### Excerto da página

“O Papa não anda em carros blindados”

Para que tudo corresse bem na JMJ, foi preciso montar uma operação de segurança gigantesca. O superintendente Pedro Moura explica um pouco do que se passou atrás das ‘cortinas’.

Correu melhor do que o esperado e para isso muito terá contribuído a chegada da maioria dos peregrinos no domingo, dia da missa final presidida pelo Papa Francisco. Mas essas são contas que, oficialmente, ninguém quer assumi: fonte policial garante que terão estado entre um milhão e duzentas mil pessoas e um milhão e seiscentas mil.
Mas vamos a números e contas oficiais, com o superintendente Pedro Moura, diretor do departamento de operações da PSP, que destaca as operações invisíveis, que «contribuíram para o sucesso da operação». 
Não foi só de operações invisíveis que se fez o sucesso da segurança na Jornada Mundial da Juventude (JMJ). «Foi assegurado um policiamento de saturação e grande visibilidade policial na cidade de Lisboa, de forma a prevenir a prática de crimes e simultaneamente impactar positivamente no sentimento de segurança subjetiva de todos os que se encontrem na cidade de Lisboa, independentemente dos seus motivos», disse.

Uma das grandes preocupações passava pelo elevado número de carteiristas internacionais, referenciados por polícias internacionais, tendo 89 sido seguidos, acabando oito por ser detidos. Houve abordagens preventivas e 22 suspeitos foram identificados. «Esta terá sido a maior operação policial em que a PSP foi chamada a fazer o maior numero de acompanhamentos de veículos de transportes de pessoas e entidades, para os locais dos eventos», diz Pedro Moura, que não se cansa de elogiar todos os envolvidos, dando até conta «que os alunos dos dois estabelecimentos de ensino da PSP, Escola Prática de Polícia, situada em Torres Novas e do Instituto de Ciências Policiais e Segurança Interna, em Lisboa, foram uma peça chave na visibilidade que deram nos policiamentos aos trajetos de Sua Santidade e com especial relevo, para os cerca de 800 alunos de Torres Novas, que fizeram todos os dias o trajeto de e para Lisboa, em cerca de 20 autocarros acompanhados por batedores da PSP, sem que houvesse incidentes de maior».

######
### Material fornecido

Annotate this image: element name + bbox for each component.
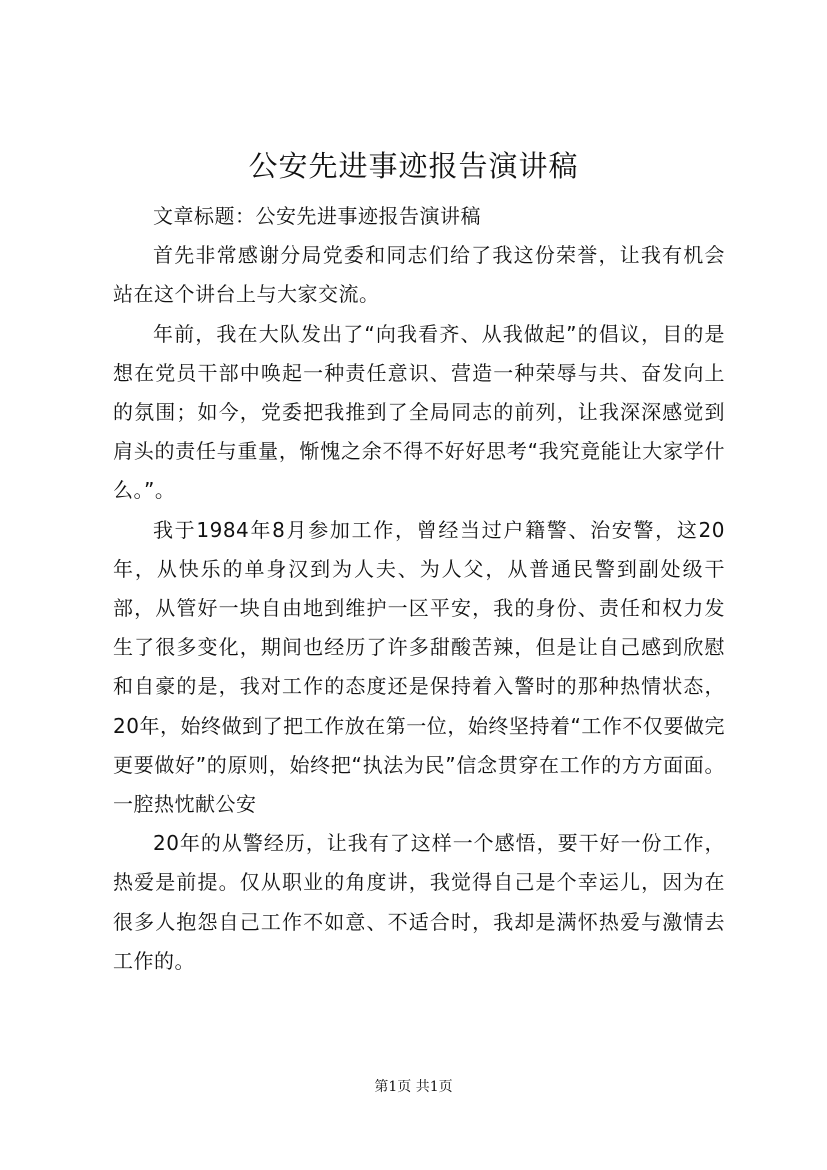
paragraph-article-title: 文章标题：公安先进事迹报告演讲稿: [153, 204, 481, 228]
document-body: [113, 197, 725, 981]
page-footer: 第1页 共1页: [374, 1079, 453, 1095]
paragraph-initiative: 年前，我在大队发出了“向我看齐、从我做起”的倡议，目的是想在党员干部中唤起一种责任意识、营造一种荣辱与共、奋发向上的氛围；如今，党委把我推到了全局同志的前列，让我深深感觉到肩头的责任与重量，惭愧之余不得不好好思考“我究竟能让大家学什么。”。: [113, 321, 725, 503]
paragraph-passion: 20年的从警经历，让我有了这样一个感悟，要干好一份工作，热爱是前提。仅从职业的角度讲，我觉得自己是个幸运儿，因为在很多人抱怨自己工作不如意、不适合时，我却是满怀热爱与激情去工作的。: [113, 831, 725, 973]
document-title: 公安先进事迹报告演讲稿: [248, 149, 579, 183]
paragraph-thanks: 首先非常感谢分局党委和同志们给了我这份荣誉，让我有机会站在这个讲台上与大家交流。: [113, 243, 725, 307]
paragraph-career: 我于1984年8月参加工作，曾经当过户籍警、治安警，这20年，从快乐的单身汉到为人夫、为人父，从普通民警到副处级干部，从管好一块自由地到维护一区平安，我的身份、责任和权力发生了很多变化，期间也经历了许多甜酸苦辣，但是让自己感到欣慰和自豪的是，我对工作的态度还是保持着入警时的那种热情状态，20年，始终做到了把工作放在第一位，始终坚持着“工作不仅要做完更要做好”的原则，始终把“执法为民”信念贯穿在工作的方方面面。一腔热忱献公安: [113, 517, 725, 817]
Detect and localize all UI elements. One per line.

######

Transcreva, do texto sobre a segurança na JMJ, a passagem que começa nas palavras "Correu melhor do" e termina em "e seiscentas mil.". Os registos têm origem numa fonte distinta da do texto.

Correu melhor do que o esperado e para isso muito terá contribuído a chegada da maioria dos peregrinos no domingo, dia da missa final presidida pelo Papa Francisco. Mas essas são contas que, oficialmente, ninguém quer assumi: fonte policial garante que terão estado entre um milhão e duzentas mil pessoas e um milhão e seiscentas mil.